Software Acquisition Group Inc. III
1980 Festival Plaza Drive, Suite 300
Las Vegas, NV 89135

March 17, 2021

VIA EDGAR

Attention:
Stacie Gorman
 
Brigitte Lippmann

United States Securities and Exchange Commission
Division of Corporation Finance
Office of Real Estate & Construction
100 F Street, NE
Washington, D.C. 20549

 
Re:
Software Acquisition Group Inc. III
   
Registration Statement on Form S-1
   
Filed February 18, 2021
   
File No. 333-253230

Ladies and Gentlemen:

This letter sets forth the response of Software Acquisition Group Inc. III (the “Company” or “SWAG”) to the comments of the staff of the Division of Corporate Finance (the “Staff”) of the Securities and Exchange Commission set forth in your letter dated March 15, 2021, with respect to the above referenced Registration Statement on Form S-1 (the “Registration Statement”). Concurrently with the submission of this letter, the Company is filing amendment no. 1 to the Registration Statement on Form S-1 (the “Revised Registration Statement”). Capitalized terms used but not otherwise defined herein shall have the meanings ascribed thereto in the Registration Statement.

Set forth below is the Company’s response to the Staff’s comments. For the Staff’s convenience, we have incorporated your comments into this response letter in italics.

Registration Statement on Form S-1

Summary - Exercise Period, page 10

1.            Staff’s comment:

We note that you are registering the offering of the shares of common stock underlying the warrants because the warrants may be exercisable within one year. However, your disclosure reflects that as soon as practicable, but in no event later than 15 business days after the closing of your business combination you will use your best efforts to file a new or post effective amendment to the registration statement. Please clarify your disclosure under Summary, Risk Factors and Description of Securities regarding the current registration of shares underlying the warrants and your plans to file Section 10(a)(3) updates.

* **Given material**
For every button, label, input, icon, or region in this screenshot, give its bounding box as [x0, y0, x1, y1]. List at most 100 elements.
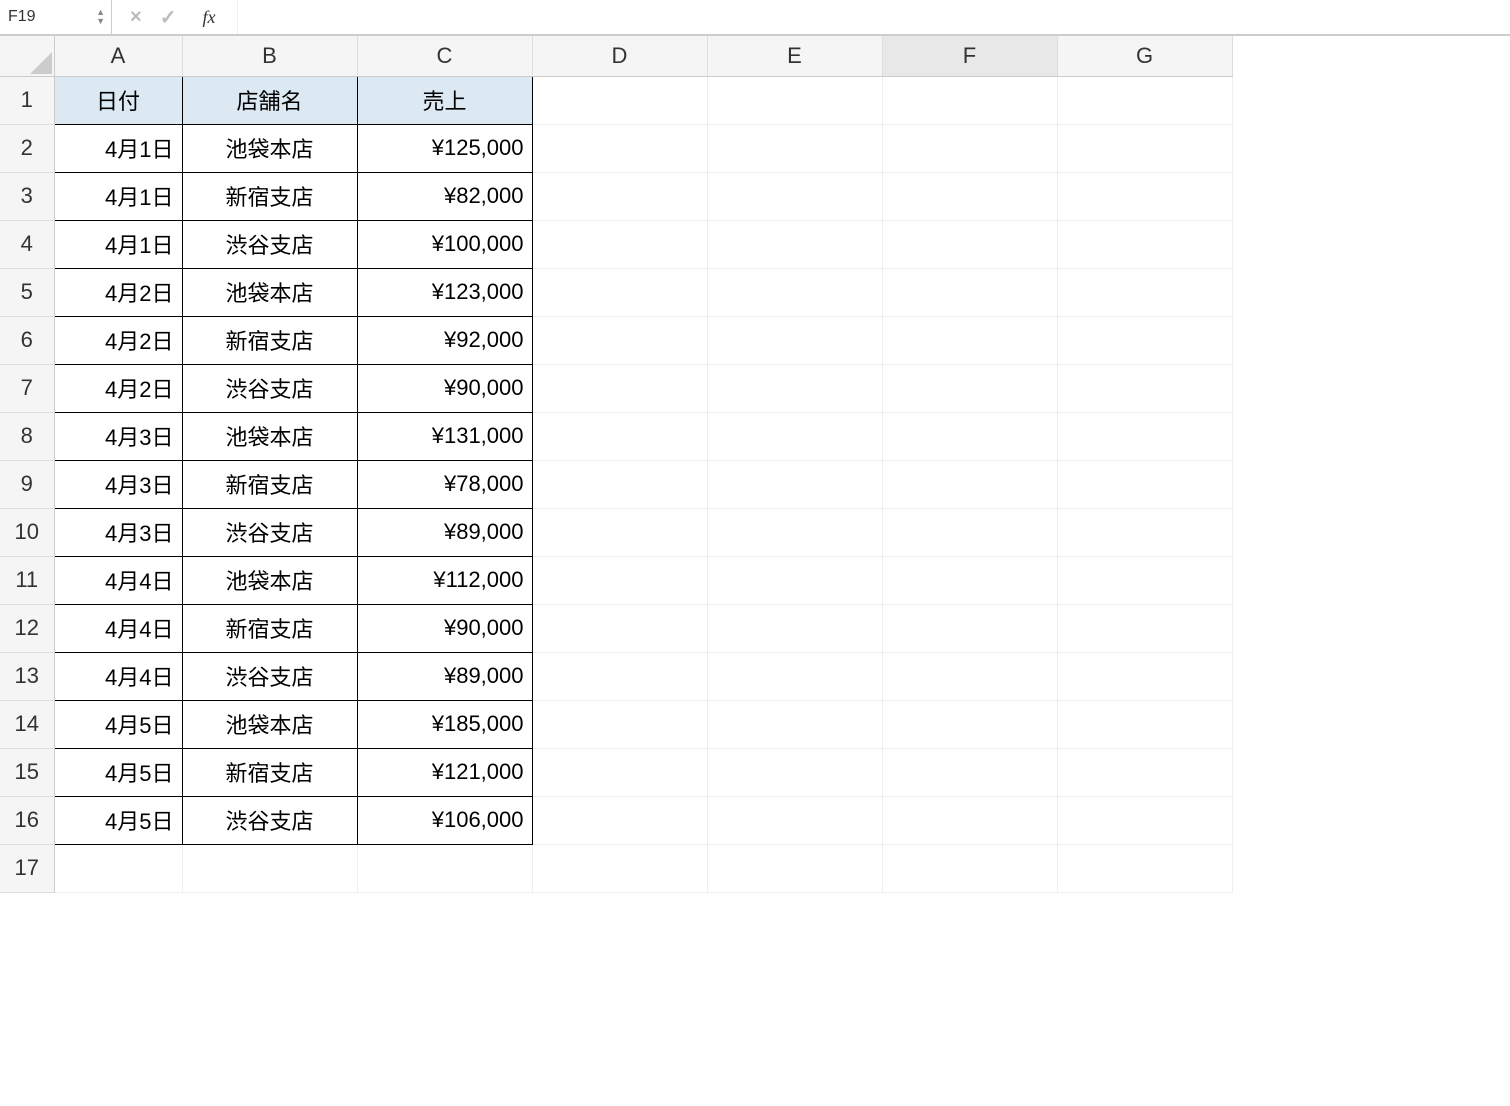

* **What this exercise asks**
(1) Answer these from the response letter:
(a) What file number is given for the Registration Statement?
(b) What is the date of the Staff's letter that this response answers?
(c) Within how many business days after the closing of the business combination does the disclosure say a new or post-effective amendment will be filed?
(2) Translate this sentence from the response letter into Spanish: "Set forth below is the Company’s response to the Staff’s comments."

* **Solutions by task**
(1)
(a) 333-253230
(b) March 15, 2021
(c) No later than 15 business days

(2) A continuación se presenta la respuesta de la Compañía a los comentarios del Personal.